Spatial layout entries

====================

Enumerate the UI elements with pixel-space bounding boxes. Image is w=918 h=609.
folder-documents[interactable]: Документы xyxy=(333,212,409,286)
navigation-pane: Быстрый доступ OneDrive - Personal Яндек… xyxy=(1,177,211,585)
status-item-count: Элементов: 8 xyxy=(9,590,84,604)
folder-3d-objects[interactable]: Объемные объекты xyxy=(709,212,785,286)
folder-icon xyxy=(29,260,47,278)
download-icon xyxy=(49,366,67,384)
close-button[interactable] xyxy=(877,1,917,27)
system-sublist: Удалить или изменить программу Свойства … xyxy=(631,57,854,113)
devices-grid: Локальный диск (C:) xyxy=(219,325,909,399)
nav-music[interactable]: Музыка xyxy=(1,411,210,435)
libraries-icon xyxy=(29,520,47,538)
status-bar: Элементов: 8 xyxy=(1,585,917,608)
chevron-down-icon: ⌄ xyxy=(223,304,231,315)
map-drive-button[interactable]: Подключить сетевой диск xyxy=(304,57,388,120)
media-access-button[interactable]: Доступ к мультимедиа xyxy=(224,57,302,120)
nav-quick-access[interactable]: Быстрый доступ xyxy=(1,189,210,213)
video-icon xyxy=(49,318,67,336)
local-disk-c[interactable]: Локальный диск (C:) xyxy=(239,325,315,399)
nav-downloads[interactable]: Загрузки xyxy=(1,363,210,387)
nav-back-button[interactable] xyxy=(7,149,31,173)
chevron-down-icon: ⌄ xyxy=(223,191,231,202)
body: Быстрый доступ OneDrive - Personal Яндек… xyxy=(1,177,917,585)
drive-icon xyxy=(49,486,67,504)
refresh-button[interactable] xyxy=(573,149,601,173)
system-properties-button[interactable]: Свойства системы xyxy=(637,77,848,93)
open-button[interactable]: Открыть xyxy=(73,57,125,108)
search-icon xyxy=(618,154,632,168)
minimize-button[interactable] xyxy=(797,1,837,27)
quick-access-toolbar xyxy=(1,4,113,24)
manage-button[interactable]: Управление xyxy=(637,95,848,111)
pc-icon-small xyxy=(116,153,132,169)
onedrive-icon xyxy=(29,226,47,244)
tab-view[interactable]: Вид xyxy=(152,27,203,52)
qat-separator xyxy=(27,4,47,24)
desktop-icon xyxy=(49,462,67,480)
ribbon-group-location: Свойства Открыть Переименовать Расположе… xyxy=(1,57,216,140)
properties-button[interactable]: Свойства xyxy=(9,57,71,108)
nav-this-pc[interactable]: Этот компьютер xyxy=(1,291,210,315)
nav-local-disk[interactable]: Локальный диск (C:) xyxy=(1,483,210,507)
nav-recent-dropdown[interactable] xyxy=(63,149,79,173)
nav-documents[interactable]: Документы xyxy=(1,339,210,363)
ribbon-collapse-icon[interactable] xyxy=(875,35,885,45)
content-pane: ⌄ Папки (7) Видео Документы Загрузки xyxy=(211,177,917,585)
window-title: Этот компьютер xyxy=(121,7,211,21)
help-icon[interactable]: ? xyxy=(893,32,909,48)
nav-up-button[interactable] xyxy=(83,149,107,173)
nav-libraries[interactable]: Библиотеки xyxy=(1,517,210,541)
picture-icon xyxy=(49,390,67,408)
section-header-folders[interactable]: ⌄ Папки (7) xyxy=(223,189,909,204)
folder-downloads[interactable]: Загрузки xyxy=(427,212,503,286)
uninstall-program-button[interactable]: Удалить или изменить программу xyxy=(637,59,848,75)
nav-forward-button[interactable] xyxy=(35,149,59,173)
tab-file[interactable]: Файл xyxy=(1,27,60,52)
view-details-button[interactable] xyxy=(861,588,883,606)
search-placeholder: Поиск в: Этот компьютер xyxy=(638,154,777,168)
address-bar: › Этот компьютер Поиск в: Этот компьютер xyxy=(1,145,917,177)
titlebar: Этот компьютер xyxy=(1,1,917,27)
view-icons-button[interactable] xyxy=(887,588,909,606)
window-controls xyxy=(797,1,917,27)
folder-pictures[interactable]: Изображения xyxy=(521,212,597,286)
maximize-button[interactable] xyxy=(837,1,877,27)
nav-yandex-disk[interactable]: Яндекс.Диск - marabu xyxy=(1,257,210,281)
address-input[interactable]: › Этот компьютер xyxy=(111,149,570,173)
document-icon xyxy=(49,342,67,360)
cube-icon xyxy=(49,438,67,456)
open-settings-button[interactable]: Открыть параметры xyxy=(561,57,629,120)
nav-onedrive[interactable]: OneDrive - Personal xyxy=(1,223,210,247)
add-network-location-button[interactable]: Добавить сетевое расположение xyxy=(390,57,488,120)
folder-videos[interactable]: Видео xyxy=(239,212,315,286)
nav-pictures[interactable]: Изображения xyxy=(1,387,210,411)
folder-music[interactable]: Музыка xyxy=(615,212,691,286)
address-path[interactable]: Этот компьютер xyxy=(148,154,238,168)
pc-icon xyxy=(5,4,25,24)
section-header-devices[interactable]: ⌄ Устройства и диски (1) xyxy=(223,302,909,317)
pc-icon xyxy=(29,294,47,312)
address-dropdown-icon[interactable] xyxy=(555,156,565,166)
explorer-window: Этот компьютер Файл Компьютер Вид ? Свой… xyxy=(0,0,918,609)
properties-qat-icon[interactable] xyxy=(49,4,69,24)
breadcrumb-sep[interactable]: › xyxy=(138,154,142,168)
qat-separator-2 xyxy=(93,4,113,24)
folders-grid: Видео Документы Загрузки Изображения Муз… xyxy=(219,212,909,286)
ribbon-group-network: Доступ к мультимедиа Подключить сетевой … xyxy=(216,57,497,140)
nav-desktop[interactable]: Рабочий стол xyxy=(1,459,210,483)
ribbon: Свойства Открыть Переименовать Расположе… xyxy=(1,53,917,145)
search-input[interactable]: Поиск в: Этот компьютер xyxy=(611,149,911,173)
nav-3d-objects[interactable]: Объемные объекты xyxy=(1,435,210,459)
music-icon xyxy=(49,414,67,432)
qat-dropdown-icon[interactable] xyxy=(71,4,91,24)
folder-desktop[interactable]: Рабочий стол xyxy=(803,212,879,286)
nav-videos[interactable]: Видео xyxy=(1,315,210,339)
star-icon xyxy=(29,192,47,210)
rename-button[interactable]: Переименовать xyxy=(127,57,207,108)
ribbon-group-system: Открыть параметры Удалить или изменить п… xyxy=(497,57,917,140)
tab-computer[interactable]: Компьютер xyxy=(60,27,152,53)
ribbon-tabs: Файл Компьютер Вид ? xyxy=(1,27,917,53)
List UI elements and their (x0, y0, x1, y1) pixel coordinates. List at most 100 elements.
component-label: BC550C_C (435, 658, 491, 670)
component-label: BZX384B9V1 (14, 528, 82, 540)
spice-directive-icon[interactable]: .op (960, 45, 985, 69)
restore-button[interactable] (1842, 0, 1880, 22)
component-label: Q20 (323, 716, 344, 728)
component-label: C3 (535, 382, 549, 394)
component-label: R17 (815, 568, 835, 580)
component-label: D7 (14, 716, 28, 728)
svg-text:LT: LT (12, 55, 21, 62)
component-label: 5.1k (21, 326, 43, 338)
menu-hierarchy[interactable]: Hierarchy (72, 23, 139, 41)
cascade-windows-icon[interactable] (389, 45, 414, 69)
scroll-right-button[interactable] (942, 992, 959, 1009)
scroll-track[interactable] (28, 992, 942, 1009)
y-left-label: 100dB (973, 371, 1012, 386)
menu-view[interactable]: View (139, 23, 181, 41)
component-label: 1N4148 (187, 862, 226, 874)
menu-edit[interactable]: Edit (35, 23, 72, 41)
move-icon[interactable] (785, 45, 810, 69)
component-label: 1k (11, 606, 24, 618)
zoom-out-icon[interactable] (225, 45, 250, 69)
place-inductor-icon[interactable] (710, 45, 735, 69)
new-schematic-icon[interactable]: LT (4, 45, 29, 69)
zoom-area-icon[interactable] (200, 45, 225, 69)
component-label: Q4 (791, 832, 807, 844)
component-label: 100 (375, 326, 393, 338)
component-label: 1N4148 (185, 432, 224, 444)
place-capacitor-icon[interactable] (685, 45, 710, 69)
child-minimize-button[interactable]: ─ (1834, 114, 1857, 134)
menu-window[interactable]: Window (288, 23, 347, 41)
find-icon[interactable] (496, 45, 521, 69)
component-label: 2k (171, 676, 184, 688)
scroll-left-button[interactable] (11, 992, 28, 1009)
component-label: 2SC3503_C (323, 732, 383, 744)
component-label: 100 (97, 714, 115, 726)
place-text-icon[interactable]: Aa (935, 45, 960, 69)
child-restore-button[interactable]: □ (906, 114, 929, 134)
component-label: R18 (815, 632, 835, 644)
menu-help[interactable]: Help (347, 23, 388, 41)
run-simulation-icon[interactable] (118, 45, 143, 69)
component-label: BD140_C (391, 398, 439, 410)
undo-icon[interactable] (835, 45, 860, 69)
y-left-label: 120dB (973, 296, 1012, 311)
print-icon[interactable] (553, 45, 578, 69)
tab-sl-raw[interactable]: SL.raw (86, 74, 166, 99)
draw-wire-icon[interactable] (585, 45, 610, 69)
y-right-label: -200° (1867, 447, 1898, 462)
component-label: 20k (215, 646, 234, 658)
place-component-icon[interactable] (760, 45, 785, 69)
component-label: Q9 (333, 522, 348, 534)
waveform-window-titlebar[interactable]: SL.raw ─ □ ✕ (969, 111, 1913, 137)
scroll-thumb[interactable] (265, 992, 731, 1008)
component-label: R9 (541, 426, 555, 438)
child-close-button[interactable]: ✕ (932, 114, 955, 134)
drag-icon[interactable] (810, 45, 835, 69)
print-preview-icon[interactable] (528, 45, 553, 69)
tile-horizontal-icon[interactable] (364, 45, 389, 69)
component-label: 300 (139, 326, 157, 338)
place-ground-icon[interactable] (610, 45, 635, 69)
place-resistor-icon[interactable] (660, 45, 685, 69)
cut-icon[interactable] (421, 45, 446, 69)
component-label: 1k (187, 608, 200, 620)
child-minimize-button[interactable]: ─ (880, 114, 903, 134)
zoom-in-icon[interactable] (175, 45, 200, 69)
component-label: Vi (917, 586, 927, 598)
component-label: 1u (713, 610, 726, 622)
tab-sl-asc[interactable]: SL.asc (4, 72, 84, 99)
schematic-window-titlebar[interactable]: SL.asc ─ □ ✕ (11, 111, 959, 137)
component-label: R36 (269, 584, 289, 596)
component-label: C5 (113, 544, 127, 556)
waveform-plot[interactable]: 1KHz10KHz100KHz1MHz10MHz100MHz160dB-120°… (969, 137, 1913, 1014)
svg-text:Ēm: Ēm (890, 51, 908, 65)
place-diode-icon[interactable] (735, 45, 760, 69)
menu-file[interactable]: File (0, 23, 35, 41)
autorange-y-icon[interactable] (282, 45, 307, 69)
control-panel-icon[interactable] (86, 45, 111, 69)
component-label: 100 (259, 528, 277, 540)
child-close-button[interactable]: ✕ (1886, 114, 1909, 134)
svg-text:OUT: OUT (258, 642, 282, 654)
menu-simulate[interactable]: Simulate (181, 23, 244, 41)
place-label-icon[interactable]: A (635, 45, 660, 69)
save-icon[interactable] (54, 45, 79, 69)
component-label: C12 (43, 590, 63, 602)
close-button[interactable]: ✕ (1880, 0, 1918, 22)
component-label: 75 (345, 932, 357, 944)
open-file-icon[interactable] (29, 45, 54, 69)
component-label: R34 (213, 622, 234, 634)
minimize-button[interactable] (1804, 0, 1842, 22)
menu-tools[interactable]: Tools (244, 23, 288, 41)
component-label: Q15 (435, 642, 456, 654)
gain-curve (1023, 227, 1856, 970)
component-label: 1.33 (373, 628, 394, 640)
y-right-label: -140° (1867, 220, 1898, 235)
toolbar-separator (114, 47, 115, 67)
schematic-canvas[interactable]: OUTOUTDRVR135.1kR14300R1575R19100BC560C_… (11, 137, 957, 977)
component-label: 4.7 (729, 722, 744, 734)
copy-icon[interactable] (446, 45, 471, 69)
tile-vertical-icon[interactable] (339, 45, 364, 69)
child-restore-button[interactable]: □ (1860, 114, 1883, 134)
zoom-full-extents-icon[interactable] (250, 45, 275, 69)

====================

**GOAL OF THE EXERCISE:** Return the lines from the start up to and including the line with "ribbon-group-location: Свойства Открыть", unchanged.

**TASK SOLUTION:**
Enumerate the UI elements with pixel-space bounding boxes. Image is w=918 h=609.
folder-documents[interactable]: Документы xyxy=(333,212,409,286)
navigation-pane: Быстрый доступ OneDrive - Personal Яндек… xyxy=(1,177,211,585)
status-item-count: Элементов: 8 xyxy=(9,590,84,604)
folder-3d-objects[interactable]: Объемные объекты xyxy=(709,212,785,286)
folder-icon xyxy=(29,260,47,278)
download-icon xyxy=(49,366,67,384)
close-button[interactable] xyxy=(877,1,917,27)
system-sublist: Удалить или изменить программу Свойства … xyxy=(631,57,854,113)
devices-grid: Локальный диск (C:) xyxy=(219,325,909,399)
nav-music[interactable]: Музыка xyxy=(1,411,210,435)
libraries-icon xyxy=(29,520,47,538)
status-bar: Элементов: 8 xyxy=(1,585,917,608)
chevron-down-icon: ⌄ xyxy=(223,304,231,315)
map-drive-button[interactable]: Подключить сетевой диск xyxy=(304,57,388,120)
media-access-button[interactable]: Доступ к мультимедиа xyxy=(224,57,302,120)
nav-quick-access[interactable]: Быстрый доступ xyxy=(1,189,210,213)
video-icon xyxy=(49,318,67,336)
local-disk-c[interactable]: Локальный диск (C:) xyxy=(239,325,315,399)
nav-downloads[interactable]: Загрузки xyxy=(1,363,210,387)
nav-back-button[interactable] xyxy=(7,149,31,173)
chevron-down-icon: ⌄ xyxy=(223,191,231,202)
body: Быстрый доступ OneDrive - Personal Яндек… xyxy=(1,177,917,585)
drive-icon xyxy=(49,486,67,504)
refresh-button[interactable] xyxy=(573,149,601,173)
system-properties-button[interactable]: Свойства системы xyxy=(637,77,848,93)
open-button[interactable]: Открыть xyxy=(73,57,125,108)
search-icon xyxy=(618,154,632,168)
minimize-button[interactable] xyxy=(797,1,837,27)
quick-access-toolbar xyxy=(1,4,113,24)
manage-button[interactable]: Управление xyxy=(637,95,848,111)
pc-icon-small xyxy=(116,153,132,169)
onedrive-icon xyxy=(29,226,47,244)
tab-view[interactable]: Вид xyxy=(152,27,203,52)
qat-separator xyxy=(27,4,47,24)
desktop-icon xyxy=(49,462,67,480)
ribbon-group-location: Свойства Открыть Переименовать Расположе… xyxy=(1,57,216,140)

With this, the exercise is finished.